_Extrahierter Text_
______

# EJB wird nicht richtig deployed



## mavinatic (5. Sep 2010)

Hallo JAVAFreaks,

ich habe probiert ein Simples EJB Tutorial zuerstellen...aber welches ich auch ausprobiere scheitere ich immer an sämtlichen Fehlermeldungen. Ich habe mir das Buch "Jetzt lerne ich J2EE" gekauft um mich mit dieser Thematik auseinander zusetzen, aber die Demoanwendung darin funktioniert iwie nicht.

Es ist ein Simples HelloWorld EJB, ich habe den JBoss gestartet via Eclipse da steht "started, synchronized"
aber darunter ist das EJB aufgelistet, da steht nur "synchronized" aber nicht gestartet von daher gehe ich aus, dass es nicht richtig deployt wurde, was kann ich dagegen tun

Grüße mavi


----------



## gman (5. Sep 2010)

Hi,

ich verwende Eclipse nur auf der Arbeit, daher kann ich nicht nachgucken. Aber soweit ich weiß steht das "started"
immer nur beim Server, nicht bei den Projekten. Woraus schließt du denn sonst noch das die EJB nicht deployed wurde?
Fehlermeldungen beim Zugriff auf JSPs?


----------



## mavinatic (5. Sep 2010)

Ja ich greife nicht auf JSP's zu ich greife aus einem Java programm drauf zu ganz simples programm... 

paar java zeilen nur  die mir ein HElloWorld zurückgeben sollen. 

Gibts irgendetwas was mir in der JBossConsole anzeigt das mein Bean deployed wurde?


----------

______

(Datensätze)

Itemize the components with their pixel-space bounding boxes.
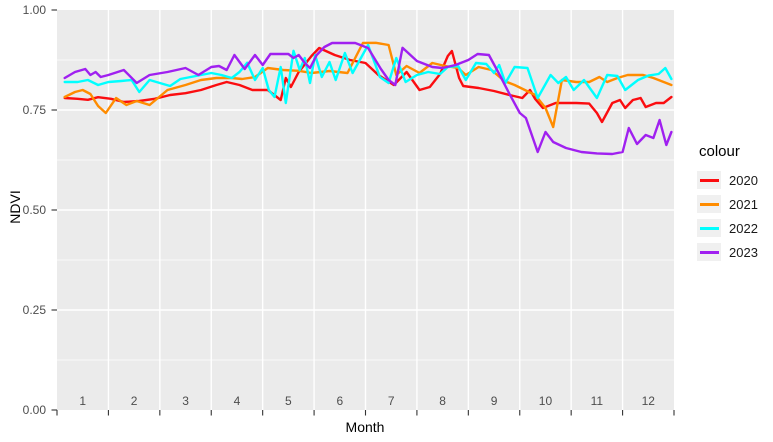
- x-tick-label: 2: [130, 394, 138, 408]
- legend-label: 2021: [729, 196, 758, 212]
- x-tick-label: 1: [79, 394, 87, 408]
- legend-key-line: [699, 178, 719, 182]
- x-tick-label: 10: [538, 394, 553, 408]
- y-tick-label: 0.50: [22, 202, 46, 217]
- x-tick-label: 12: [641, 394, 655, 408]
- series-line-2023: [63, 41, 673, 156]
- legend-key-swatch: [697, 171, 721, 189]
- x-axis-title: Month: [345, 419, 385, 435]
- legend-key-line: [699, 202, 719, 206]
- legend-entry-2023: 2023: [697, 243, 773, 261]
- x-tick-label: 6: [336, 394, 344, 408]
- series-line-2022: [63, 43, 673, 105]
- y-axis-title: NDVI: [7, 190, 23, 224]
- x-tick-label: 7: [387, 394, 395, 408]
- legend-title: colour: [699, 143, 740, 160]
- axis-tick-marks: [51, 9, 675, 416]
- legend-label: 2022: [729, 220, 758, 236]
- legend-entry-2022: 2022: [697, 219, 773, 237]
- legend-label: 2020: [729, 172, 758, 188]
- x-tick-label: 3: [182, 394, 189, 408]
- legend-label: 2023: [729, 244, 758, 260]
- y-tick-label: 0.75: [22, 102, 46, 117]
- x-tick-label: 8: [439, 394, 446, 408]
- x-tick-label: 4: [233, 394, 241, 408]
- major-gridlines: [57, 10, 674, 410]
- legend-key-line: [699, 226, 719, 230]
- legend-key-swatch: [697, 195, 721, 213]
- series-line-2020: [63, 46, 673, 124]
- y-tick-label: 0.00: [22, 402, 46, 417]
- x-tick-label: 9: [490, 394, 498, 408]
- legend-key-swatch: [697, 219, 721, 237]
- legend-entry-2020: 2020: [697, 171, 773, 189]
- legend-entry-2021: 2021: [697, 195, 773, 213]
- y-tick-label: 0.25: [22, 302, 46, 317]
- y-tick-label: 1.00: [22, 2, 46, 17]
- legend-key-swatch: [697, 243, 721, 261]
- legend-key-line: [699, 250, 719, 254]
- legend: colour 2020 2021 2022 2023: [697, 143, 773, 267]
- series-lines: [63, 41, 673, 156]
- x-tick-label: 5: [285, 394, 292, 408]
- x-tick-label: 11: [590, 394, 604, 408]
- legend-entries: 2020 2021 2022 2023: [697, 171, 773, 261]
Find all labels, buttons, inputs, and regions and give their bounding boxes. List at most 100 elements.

______

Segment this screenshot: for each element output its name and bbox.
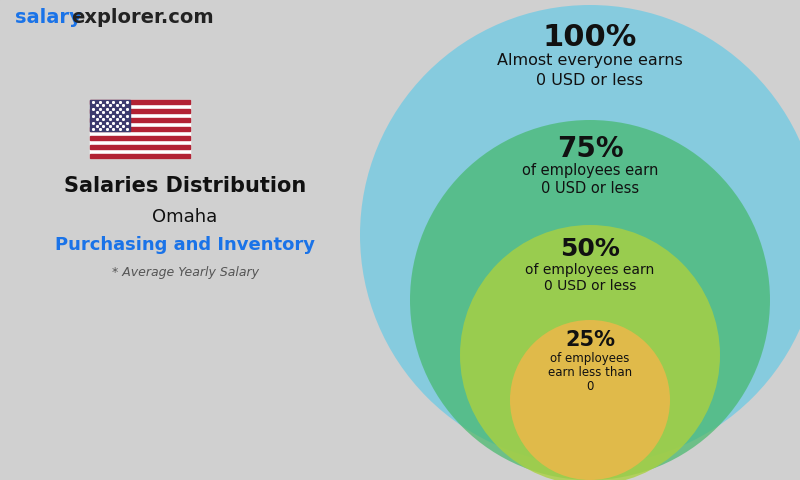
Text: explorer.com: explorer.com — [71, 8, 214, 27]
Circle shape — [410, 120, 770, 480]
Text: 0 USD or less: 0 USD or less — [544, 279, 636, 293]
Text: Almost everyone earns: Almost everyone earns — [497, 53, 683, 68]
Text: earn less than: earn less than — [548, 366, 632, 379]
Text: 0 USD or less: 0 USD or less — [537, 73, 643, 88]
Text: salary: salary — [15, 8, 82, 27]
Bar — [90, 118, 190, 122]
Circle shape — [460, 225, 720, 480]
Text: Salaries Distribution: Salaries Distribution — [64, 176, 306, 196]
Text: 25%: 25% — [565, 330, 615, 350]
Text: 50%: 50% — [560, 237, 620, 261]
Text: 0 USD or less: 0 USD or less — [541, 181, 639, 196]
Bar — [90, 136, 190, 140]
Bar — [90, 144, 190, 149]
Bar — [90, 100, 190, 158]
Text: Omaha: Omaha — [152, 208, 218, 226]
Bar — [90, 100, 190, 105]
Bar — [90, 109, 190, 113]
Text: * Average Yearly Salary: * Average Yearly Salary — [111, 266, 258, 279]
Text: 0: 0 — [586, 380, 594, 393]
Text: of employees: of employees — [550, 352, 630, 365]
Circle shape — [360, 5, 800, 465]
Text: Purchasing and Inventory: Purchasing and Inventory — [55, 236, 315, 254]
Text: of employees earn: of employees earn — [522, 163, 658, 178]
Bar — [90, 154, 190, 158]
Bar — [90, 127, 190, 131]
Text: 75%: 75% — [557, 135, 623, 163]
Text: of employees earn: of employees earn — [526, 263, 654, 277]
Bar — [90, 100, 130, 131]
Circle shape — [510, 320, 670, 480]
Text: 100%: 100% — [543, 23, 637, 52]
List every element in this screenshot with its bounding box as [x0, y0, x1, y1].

______

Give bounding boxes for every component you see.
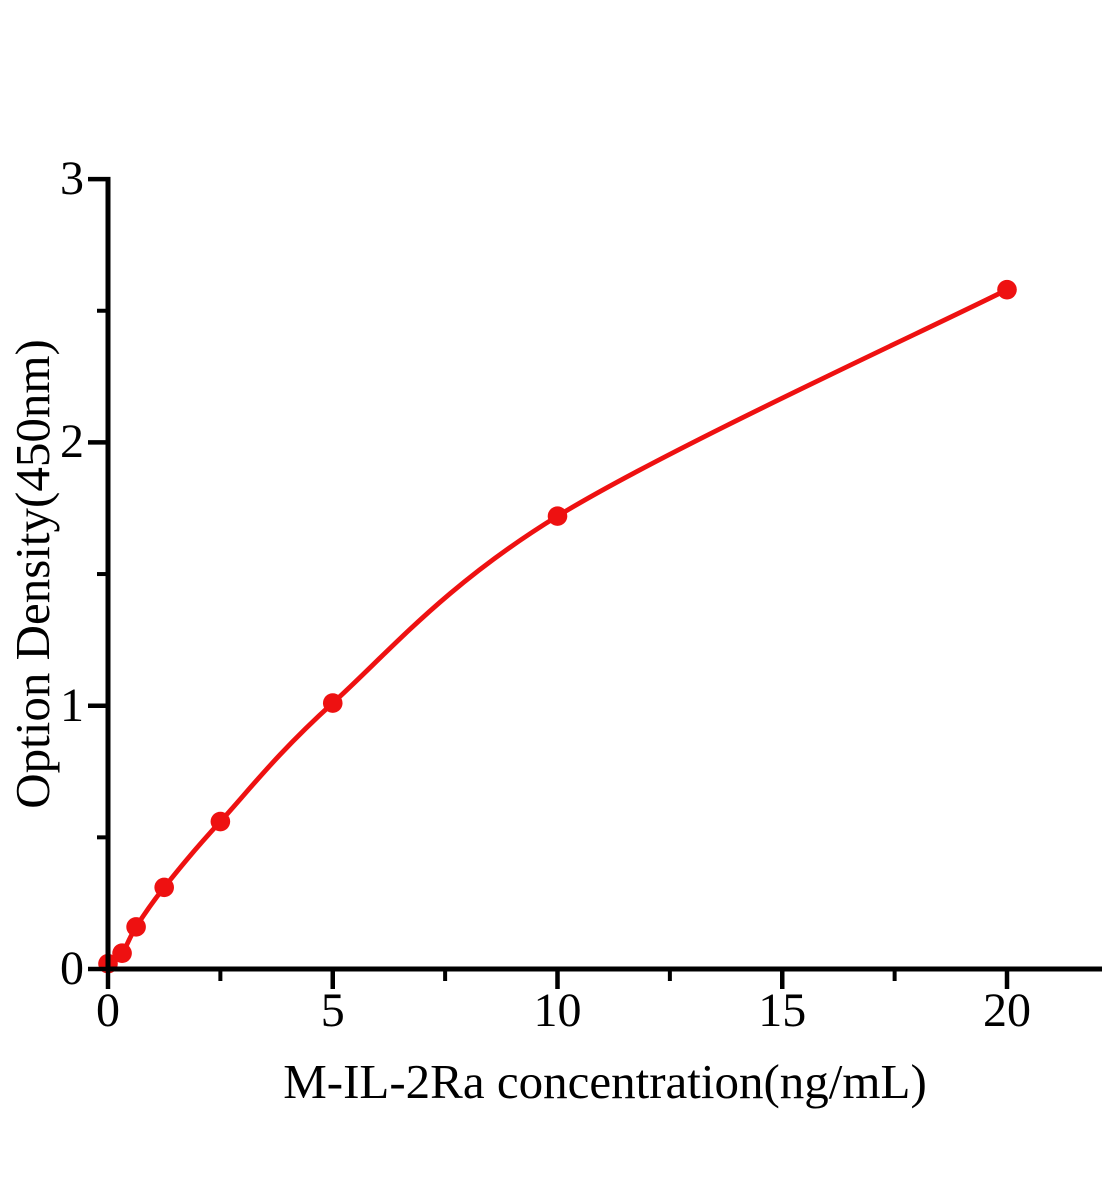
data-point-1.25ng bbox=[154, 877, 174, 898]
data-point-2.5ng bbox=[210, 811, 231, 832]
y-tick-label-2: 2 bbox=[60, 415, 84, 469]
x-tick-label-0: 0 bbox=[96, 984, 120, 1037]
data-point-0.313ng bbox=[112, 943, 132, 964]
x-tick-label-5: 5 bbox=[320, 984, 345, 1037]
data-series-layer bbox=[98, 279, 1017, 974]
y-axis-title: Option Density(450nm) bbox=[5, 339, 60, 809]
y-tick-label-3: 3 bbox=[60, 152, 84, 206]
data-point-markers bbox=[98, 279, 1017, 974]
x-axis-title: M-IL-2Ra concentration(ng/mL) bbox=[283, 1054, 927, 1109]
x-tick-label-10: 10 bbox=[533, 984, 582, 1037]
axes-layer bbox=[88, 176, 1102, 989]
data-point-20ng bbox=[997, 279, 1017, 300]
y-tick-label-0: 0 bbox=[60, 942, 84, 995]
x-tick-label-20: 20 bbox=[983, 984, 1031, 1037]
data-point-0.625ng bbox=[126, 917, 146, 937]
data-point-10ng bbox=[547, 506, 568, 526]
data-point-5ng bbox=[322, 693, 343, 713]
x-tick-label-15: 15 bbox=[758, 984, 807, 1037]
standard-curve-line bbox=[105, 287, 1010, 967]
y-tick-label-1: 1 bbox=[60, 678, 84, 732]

______

_Kurze Aufgabe 1_
Welches Buch hat mavinatic im Forumsthread zum EJB-Deployment gekauft, um sich in das Thema einzuarbeiten?
_Kurze Aufgabe 2_
Schreib aus den Zeilen alles von der Zeile mit „data-point-1.25ng bbox=[154, 877, 174, 898]“ bis hinunter zur Zeile mit „data-series-layer bbox=[98, 279, 1017, 974]“ unverändert ab, beide Zeilen eingeschlossen.

_Antwort 1_
Das Buch „Jetzt lerne ich J2EE“.

_Antwort 2_
data-point-1.25ng bbox=[154, 877, 174, 898]
data-point-2.5ng bbox=[210, 811, 231, 832]
y-tick-label-2: 2 bbox=[60, 415, 84, 469]
x-tick-label-0: 0 bbox=[96, 984, 120, 1037]
data-point-0.313ng bbox=[112, 943, 132, 964]
x-tick-label-5: 5 bbox=[320, 984, 345, 1037]
data-series-layer bbox=[98, 279, 1017, 974]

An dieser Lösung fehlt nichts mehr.